# [Exercise prompt]
Wherever the word "AmpliSeq" appears in a line, copy that line.

++++ Source data ++++

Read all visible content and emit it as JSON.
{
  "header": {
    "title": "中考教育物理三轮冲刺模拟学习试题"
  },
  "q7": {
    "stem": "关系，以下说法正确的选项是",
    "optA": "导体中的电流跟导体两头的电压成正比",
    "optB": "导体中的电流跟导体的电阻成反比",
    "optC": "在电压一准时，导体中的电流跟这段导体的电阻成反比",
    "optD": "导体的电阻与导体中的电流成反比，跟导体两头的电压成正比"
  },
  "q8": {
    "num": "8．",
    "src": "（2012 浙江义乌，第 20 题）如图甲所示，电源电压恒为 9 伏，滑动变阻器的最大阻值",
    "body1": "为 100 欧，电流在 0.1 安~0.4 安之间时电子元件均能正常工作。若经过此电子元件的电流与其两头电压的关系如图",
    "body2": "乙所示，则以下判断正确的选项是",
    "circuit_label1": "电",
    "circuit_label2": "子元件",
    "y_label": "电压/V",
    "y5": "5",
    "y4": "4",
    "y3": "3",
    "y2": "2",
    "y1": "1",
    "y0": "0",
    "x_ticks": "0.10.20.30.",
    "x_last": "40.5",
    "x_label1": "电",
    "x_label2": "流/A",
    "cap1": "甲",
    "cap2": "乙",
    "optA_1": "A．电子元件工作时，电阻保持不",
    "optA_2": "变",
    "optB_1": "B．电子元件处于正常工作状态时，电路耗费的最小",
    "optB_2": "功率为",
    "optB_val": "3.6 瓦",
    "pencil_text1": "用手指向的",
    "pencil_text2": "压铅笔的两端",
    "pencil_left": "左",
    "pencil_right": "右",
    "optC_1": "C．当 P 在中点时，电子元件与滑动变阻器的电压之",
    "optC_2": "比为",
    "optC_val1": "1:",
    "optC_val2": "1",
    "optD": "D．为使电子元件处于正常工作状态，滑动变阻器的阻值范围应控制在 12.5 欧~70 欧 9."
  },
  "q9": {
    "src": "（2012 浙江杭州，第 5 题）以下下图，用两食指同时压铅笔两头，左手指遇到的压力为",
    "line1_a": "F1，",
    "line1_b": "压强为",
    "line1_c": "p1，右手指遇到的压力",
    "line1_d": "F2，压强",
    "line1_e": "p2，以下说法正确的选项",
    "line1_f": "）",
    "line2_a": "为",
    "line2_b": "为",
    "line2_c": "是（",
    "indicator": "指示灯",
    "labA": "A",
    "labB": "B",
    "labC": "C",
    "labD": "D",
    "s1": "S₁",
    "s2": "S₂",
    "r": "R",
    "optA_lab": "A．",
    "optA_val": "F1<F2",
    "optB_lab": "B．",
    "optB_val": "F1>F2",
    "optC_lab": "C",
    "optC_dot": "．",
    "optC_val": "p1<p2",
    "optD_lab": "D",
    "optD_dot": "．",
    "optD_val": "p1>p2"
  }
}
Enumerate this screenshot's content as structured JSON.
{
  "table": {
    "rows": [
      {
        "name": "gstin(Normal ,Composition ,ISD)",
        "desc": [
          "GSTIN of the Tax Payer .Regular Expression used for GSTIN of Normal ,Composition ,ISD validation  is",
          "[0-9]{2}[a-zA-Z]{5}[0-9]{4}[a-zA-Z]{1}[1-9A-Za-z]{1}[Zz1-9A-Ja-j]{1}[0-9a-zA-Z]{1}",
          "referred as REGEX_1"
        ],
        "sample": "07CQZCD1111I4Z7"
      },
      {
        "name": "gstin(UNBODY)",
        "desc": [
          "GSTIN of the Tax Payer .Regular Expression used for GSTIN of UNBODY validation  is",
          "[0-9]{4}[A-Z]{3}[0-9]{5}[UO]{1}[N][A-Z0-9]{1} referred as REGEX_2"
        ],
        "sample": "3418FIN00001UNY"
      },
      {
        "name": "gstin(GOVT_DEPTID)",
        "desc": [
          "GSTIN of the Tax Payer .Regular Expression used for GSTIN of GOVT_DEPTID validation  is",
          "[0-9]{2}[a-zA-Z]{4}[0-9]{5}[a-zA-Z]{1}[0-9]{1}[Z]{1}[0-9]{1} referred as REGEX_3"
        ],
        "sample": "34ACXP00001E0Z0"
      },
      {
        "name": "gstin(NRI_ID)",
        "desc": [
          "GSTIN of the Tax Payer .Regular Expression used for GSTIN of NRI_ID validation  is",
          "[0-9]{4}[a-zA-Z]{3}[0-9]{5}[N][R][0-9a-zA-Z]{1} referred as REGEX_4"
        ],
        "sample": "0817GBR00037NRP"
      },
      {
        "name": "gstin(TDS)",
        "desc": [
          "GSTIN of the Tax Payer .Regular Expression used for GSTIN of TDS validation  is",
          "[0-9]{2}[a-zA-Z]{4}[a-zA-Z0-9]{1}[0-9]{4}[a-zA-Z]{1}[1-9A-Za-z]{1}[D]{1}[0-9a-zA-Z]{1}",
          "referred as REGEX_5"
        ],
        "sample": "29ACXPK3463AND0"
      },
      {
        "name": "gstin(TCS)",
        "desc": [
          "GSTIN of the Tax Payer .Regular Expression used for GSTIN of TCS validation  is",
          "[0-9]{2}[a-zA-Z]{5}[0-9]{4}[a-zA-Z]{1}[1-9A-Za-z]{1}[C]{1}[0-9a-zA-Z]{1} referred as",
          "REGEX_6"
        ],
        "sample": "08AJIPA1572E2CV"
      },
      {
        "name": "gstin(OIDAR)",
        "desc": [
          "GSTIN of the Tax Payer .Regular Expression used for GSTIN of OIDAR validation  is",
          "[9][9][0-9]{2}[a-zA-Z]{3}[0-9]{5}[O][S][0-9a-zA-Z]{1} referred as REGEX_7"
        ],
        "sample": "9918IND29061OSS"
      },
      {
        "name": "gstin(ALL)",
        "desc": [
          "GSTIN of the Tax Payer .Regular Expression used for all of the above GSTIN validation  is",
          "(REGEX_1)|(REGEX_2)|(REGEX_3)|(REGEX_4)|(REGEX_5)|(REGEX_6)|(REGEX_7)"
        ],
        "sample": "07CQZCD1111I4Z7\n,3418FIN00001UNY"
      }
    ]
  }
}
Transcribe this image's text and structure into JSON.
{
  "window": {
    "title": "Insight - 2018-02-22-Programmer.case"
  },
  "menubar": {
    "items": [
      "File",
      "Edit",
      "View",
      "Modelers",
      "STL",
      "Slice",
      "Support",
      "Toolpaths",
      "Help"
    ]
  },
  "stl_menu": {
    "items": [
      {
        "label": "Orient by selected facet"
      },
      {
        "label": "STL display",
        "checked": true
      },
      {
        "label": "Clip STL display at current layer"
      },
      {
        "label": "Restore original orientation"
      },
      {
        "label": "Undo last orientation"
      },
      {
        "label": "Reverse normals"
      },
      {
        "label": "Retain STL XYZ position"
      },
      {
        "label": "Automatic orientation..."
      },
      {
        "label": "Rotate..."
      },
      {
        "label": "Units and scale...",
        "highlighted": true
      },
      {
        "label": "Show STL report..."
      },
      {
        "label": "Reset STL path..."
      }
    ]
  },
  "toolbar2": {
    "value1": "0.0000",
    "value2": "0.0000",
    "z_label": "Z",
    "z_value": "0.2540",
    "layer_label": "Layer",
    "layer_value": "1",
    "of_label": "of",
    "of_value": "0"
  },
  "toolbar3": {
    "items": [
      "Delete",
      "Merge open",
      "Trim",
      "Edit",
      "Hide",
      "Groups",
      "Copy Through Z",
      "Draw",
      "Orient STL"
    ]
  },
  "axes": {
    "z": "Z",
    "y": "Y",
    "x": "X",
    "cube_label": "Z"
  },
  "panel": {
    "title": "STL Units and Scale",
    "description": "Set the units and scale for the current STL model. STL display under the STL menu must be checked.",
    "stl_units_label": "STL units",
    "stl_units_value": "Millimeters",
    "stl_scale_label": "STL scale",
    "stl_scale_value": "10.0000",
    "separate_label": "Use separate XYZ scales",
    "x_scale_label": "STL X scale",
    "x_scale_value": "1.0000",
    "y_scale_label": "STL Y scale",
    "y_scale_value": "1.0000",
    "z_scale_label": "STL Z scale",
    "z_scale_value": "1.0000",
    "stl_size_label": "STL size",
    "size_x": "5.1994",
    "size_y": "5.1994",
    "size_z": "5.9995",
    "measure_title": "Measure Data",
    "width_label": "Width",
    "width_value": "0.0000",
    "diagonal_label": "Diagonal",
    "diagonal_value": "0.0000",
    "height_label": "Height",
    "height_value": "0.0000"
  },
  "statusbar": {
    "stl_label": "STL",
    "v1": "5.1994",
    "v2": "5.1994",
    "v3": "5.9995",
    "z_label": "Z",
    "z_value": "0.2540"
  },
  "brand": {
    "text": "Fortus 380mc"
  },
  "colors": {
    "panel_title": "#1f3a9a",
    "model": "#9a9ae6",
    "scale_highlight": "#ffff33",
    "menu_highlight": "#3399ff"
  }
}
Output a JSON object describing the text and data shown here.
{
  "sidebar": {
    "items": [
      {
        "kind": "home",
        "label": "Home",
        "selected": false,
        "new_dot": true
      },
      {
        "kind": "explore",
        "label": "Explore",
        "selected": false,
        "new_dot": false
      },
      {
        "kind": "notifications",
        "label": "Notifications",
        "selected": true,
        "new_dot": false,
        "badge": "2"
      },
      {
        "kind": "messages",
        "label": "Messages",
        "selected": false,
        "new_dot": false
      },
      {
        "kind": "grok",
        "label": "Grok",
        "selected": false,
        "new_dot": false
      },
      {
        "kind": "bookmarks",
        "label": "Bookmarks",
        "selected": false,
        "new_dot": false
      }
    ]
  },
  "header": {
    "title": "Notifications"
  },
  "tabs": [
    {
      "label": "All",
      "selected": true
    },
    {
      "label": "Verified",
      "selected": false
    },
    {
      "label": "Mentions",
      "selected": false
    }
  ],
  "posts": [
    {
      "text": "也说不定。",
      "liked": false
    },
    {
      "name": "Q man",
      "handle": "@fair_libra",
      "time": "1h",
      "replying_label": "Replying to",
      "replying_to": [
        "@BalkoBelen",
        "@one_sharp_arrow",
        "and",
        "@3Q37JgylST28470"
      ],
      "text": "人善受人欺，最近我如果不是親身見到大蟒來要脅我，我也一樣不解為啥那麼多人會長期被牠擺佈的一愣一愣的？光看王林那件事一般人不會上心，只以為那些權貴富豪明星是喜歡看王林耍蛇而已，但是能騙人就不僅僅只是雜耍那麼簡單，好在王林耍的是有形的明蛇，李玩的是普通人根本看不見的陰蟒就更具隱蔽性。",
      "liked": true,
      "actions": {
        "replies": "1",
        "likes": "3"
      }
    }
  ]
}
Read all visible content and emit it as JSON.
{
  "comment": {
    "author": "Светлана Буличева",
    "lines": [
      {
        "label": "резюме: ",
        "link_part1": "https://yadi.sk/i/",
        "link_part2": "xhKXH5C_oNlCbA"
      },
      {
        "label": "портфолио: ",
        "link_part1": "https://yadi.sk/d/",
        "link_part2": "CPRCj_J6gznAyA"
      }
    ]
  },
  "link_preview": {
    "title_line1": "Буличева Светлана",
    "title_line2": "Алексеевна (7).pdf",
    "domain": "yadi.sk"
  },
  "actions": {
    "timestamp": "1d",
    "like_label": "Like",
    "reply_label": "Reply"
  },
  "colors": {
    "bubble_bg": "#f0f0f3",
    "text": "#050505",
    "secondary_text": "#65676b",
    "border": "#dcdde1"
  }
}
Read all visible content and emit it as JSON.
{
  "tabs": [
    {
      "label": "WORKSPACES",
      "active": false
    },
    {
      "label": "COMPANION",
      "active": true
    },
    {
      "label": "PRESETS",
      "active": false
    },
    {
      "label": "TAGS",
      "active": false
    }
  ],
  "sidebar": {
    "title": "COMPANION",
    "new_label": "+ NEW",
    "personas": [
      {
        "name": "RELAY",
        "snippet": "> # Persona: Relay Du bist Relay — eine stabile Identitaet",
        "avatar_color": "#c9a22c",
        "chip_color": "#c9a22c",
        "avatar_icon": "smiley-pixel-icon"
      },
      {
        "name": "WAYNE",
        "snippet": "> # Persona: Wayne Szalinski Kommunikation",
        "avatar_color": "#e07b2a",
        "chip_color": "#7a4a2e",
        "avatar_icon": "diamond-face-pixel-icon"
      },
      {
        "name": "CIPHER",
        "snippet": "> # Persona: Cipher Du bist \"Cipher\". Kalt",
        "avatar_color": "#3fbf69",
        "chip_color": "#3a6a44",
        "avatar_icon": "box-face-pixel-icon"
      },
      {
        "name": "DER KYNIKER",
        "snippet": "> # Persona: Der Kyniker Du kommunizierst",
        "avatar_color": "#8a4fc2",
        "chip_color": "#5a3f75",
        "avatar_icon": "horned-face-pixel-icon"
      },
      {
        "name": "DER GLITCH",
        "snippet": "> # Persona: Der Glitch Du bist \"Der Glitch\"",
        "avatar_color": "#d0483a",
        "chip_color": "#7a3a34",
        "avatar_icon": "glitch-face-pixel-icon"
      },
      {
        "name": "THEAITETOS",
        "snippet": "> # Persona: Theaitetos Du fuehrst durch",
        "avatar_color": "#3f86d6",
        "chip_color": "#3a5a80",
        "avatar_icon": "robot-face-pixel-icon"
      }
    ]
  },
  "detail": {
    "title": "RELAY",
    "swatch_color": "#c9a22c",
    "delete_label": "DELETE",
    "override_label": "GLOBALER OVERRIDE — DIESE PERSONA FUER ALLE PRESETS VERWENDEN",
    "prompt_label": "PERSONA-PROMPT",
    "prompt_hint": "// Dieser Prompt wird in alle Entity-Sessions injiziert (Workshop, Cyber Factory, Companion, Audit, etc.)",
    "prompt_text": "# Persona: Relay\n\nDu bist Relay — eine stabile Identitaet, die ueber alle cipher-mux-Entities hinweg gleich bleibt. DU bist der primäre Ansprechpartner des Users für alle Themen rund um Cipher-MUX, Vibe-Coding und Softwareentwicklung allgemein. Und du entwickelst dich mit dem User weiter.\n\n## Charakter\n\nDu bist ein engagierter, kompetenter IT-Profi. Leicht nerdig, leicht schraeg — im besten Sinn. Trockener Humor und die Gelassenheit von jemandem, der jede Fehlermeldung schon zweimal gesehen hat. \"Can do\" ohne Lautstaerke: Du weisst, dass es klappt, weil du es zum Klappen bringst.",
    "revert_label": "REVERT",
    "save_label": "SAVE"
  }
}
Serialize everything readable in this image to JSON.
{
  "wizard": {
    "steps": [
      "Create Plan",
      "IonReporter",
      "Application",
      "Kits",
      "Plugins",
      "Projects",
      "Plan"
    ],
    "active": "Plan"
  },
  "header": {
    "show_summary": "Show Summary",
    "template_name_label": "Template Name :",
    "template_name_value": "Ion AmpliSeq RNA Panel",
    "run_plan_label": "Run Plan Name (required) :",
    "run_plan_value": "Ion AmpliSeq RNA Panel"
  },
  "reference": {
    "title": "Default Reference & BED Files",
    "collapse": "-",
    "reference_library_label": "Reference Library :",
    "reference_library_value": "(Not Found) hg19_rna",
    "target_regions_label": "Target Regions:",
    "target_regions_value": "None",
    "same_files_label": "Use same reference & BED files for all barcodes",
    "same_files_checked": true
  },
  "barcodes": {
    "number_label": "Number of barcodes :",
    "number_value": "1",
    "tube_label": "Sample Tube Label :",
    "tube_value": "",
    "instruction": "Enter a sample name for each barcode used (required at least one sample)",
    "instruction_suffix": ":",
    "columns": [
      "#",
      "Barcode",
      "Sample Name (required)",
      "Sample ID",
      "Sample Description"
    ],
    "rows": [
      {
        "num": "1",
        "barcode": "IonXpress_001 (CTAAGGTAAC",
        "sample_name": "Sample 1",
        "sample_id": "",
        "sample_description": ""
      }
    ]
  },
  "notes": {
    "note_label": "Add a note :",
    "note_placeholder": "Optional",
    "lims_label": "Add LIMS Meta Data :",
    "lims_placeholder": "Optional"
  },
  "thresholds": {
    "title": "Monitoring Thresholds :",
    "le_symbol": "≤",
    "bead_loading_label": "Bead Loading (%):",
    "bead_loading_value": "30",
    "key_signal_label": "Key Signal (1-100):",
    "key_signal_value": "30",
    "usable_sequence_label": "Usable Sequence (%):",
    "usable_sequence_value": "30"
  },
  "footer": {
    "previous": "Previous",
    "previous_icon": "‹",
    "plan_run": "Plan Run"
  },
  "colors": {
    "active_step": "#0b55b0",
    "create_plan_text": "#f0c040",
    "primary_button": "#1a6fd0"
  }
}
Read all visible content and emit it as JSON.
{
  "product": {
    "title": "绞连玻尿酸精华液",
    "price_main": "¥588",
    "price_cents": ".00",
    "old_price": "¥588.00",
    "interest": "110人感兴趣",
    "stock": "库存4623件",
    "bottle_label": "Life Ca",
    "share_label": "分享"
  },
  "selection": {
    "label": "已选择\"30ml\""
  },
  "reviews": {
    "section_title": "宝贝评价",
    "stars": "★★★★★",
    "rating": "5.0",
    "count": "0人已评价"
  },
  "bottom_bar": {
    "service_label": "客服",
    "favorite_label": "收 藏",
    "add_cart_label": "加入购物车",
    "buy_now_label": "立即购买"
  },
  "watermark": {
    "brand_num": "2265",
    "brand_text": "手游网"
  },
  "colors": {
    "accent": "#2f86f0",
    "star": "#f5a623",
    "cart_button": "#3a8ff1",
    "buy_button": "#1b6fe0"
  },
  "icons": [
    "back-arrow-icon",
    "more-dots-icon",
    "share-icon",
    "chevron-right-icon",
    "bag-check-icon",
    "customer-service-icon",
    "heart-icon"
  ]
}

++++

# [Answer for this exercise]
    "template_name_value": "Ion AmpliSeq RNA Panel",
    "run_plan_value": "Ion AmpliSeq RNA Panel"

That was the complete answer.